* [What needs to be done]: From the data that follows, copy every line holding the string "JSON".

(Excerpts from a figure dataset)
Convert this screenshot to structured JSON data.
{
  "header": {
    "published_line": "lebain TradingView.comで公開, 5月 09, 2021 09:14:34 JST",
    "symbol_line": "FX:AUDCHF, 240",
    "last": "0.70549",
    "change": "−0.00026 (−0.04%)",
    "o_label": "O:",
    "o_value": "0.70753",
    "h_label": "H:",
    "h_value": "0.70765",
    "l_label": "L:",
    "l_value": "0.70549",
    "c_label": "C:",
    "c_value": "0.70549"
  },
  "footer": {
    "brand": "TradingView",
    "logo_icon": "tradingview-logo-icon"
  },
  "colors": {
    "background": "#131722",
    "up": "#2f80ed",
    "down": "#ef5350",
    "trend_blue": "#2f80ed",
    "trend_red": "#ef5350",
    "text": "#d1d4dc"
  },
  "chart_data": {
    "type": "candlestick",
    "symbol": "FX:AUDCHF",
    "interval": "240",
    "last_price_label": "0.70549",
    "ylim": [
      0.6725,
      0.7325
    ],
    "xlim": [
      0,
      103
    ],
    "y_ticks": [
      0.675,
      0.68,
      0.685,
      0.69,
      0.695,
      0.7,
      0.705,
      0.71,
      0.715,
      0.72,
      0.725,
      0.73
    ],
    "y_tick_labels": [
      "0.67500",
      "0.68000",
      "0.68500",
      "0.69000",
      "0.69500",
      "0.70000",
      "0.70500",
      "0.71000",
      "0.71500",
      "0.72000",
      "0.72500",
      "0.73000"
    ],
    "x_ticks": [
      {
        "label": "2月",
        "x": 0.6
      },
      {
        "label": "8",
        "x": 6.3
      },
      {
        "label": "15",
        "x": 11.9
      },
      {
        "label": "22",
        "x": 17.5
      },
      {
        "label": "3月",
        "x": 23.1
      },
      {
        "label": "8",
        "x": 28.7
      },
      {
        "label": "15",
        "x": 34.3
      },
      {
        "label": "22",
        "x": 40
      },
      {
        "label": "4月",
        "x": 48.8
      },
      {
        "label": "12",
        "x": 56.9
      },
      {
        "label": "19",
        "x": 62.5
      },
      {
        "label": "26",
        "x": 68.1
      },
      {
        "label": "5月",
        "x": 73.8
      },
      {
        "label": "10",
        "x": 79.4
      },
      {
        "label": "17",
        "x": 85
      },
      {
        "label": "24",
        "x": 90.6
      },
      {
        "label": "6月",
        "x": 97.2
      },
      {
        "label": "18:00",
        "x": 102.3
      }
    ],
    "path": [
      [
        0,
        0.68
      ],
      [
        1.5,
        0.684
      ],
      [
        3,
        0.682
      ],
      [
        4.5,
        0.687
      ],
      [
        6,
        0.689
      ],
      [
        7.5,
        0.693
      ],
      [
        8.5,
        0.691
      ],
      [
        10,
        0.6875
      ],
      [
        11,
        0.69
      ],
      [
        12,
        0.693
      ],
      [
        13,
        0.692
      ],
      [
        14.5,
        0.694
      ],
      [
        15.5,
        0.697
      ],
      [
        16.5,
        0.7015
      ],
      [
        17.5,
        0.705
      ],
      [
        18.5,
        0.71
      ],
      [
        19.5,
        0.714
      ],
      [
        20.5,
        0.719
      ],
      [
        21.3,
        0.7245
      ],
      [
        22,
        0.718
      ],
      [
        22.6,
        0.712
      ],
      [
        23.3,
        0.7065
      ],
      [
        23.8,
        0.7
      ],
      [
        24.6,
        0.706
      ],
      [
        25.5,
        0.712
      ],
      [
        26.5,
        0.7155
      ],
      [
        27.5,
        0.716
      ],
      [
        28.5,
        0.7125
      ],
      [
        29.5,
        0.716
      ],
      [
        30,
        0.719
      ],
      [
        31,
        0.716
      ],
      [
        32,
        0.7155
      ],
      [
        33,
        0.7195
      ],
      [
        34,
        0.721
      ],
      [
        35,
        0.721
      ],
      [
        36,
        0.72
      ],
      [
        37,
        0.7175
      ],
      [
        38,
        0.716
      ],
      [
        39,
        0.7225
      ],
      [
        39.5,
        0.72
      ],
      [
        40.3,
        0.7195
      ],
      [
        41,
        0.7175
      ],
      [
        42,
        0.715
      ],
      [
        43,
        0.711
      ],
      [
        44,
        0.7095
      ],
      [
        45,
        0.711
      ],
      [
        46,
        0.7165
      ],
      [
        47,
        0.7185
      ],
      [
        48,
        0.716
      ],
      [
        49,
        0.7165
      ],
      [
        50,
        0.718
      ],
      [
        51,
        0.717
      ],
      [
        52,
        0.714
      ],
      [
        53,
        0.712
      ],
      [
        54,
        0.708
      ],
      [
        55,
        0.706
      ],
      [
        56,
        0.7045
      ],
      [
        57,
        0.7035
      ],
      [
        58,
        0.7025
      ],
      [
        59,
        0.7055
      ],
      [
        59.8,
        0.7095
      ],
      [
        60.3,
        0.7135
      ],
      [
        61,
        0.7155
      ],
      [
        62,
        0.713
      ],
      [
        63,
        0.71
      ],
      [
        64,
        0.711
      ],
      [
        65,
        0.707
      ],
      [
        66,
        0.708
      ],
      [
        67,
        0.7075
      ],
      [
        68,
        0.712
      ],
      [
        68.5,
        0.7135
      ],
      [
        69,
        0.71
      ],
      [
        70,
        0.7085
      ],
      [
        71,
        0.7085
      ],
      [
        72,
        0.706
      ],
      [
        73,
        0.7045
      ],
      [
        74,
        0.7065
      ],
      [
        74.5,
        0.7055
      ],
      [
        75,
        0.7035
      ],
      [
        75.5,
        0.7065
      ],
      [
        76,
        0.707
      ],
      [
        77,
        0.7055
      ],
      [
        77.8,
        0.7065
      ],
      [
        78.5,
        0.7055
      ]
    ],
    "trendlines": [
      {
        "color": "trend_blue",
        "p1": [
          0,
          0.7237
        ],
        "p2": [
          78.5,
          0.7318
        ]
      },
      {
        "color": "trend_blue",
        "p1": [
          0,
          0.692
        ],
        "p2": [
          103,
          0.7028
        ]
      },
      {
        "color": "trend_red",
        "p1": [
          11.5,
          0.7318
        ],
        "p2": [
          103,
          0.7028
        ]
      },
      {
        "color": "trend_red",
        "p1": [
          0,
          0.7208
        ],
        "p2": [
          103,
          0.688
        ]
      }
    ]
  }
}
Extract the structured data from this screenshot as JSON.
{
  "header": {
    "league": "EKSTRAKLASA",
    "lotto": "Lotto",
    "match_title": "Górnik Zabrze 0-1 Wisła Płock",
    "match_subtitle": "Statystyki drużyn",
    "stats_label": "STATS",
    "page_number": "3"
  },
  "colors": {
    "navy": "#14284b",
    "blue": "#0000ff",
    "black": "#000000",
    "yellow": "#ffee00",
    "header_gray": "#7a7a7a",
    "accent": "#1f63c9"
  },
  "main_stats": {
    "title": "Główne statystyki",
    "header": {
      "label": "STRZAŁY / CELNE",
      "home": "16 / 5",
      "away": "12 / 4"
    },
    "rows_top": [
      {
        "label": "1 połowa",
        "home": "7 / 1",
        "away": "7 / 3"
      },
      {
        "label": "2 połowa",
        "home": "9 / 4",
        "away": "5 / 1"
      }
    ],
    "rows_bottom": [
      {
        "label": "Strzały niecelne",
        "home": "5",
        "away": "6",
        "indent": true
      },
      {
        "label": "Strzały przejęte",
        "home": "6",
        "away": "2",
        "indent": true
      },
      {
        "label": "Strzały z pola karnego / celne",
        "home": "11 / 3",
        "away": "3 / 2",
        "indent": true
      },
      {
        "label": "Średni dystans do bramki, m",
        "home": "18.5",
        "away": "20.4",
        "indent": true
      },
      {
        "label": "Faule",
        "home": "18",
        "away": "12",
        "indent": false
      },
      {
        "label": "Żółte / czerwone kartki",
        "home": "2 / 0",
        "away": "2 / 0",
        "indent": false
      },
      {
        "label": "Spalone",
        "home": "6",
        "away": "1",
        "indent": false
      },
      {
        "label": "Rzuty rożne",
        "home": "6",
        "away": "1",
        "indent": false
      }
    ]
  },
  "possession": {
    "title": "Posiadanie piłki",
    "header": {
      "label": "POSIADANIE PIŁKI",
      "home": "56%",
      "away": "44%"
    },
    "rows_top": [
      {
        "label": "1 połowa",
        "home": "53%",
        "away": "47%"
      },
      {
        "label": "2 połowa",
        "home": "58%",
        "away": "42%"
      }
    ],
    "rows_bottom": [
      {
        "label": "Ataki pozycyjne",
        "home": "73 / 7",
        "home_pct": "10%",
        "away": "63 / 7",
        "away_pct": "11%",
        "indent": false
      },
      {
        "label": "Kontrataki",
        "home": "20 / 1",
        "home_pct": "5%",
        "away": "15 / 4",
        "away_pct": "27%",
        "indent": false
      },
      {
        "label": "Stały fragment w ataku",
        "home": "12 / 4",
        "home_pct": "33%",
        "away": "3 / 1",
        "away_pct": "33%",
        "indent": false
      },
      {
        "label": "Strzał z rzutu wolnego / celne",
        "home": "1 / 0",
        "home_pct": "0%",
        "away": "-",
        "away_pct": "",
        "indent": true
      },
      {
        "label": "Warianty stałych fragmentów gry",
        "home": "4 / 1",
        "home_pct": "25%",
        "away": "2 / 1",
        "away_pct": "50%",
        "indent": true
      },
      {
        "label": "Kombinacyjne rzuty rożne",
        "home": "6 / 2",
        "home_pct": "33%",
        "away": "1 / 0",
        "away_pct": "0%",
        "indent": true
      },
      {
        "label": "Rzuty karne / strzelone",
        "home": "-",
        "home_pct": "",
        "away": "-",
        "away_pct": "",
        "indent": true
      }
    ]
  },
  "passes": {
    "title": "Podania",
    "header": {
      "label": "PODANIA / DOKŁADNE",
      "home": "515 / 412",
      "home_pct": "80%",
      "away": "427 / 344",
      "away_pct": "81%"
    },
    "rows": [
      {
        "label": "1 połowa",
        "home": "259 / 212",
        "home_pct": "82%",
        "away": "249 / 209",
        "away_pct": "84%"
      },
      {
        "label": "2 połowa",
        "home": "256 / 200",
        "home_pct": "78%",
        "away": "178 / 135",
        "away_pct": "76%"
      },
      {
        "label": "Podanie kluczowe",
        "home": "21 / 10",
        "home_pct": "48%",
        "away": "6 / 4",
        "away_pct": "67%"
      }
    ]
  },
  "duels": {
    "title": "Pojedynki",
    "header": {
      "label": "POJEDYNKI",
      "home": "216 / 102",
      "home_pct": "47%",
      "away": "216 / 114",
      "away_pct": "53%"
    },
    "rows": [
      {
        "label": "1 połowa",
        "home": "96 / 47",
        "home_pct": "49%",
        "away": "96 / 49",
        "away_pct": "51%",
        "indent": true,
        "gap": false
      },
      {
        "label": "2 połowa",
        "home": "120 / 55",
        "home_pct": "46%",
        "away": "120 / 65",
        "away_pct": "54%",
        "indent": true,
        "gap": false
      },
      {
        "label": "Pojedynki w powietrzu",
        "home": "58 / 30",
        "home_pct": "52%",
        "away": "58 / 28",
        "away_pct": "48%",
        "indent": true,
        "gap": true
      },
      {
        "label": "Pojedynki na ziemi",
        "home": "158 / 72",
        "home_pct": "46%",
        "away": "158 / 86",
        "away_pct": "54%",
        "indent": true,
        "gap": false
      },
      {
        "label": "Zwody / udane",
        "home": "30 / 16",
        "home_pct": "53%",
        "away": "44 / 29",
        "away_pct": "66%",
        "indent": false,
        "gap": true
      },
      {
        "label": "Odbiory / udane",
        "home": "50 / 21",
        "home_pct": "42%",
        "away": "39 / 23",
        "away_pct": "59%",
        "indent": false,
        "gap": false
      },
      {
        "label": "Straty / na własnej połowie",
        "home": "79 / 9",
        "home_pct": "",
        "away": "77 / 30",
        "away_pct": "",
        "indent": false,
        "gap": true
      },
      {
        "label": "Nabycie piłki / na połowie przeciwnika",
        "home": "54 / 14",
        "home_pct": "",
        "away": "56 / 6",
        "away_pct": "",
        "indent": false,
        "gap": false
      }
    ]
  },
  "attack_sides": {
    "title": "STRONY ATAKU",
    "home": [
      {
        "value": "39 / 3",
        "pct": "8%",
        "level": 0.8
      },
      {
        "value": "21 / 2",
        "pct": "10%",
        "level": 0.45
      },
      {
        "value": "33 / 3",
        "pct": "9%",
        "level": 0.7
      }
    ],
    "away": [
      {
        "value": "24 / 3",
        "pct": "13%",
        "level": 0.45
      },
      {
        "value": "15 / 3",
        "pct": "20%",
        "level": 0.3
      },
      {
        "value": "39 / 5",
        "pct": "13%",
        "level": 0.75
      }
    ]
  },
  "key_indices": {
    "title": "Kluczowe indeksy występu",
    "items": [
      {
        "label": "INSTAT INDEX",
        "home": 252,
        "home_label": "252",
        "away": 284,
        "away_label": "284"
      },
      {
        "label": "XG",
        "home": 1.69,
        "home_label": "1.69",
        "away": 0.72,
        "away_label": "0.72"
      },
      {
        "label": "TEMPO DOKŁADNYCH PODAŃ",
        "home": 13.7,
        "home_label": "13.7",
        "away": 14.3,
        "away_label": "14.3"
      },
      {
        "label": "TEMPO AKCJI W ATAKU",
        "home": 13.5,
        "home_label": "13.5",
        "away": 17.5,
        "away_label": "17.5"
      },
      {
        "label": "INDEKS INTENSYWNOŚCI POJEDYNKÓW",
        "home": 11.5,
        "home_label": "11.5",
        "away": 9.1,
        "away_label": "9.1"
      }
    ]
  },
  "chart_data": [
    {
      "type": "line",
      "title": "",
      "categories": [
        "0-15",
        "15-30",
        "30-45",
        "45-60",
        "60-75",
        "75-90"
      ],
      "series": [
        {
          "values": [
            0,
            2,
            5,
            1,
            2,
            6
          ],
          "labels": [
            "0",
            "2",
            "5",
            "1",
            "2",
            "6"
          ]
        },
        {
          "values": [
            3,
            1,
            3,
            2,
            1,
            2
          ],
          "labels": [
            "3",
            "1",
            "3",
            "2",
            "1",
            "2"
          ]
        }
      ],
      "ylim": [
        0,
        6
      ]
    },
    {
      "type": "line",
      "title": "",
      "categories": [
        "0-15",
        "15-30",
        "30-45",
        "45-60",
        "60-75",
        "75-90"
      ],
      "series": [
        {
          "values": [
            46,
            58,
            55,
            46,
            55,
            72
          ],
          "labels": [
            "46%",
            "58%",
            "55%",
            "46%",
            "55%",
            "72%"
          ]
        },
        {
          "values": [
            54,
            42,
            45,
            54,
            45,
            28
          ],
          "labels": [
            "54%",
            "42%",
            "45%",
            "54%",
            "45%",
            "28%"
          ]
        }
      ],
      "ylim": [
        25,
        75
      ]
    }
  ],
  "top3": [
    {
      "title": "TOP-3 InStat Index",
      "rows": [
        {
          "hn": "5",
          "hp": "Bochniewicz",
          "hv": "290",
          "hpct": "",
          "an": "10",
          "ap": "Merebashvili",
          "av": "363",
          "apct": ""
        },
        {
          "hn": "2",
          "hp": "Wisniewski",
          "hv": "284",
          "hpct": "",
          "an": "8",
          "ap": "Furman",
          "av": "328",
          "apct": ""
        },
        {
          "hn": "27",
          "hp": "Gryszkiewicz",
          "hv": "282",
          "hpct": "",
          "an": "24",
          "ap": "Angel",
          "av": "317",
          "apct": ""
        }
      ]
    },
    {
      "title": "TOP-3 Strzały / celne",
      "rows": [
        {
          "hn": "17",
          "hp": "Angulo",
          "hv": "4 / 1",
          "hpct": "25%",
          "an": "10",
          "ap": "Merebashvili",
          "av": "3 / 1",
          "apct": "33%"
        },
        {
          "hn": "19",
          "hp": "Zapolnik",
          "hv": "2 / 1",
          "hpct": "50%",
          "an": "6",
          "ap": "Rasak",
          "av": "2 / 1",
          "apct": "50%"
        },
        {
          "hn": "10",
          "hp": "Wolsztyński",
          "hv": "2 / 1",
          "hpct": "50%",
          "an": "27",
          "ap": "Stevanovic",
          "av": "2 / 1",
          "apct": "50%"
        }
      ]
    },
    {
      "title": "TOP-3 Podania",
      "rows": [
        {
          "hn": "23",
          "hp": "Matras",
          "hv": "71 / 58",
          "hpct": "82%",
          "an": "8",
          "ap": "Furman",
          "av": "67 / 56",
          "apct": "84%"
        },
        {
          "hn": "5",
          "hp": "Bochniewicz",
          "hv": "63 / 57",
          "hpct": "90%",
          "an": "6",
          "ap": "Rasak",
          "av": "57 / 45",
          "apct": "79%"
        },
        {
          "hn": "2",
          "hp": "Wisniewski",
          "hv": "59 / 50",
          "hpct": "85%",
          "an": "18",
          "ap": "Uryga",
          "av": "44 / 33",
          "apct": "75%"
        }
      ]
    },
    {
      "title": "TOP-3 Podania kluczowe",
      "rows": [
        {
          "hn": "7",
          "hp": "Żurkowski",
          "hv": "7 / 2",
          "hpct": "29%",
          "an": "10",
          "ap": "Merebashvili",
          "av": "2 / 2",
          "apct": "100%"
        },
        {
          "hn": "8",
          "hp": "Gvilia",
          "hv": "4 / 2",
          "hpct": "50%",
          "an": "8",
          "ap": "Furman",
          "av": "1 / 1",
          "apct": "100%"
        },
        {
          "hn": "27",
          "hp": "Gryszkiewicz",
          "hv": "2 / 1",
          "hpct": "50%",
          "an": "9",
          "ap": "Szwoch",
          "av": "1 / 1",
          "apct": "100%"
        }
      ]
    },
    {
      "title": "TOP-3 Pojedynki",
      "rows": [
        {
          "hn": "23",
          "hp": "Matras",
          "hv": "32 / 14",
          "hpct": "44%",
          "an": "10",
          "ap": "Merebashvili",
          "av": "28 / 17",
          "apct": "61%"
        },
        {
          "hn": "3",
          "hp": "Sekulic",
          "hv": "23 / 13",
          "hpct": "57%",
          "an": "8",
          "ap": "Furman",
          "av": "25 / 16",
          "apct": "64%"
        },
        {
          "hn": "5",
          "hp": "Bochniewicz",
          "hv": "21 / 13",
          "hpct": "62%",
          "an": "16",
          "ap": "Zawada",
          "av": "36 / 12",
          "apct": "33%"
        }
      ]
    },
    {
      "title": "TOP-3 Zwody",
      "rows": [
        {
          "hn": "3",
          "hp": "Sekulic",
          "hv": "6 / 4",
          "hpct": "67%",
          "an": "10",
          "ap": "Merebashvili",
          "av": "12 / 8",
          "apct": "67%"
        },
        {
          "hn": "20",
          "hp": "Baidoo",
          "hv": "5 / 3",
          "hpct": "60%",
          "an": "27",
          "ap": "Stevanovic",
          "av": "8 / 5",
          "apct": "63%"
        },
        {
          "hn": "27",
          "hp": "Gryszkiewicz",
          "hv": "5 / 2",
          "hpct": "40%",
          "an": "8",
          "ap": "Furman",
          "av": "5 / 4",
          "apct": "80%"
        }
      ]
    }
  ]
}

* [Solution to this problem]:
Convert this screenshot to structured JSON data.
Extract the structured data from this screenshot as JSON.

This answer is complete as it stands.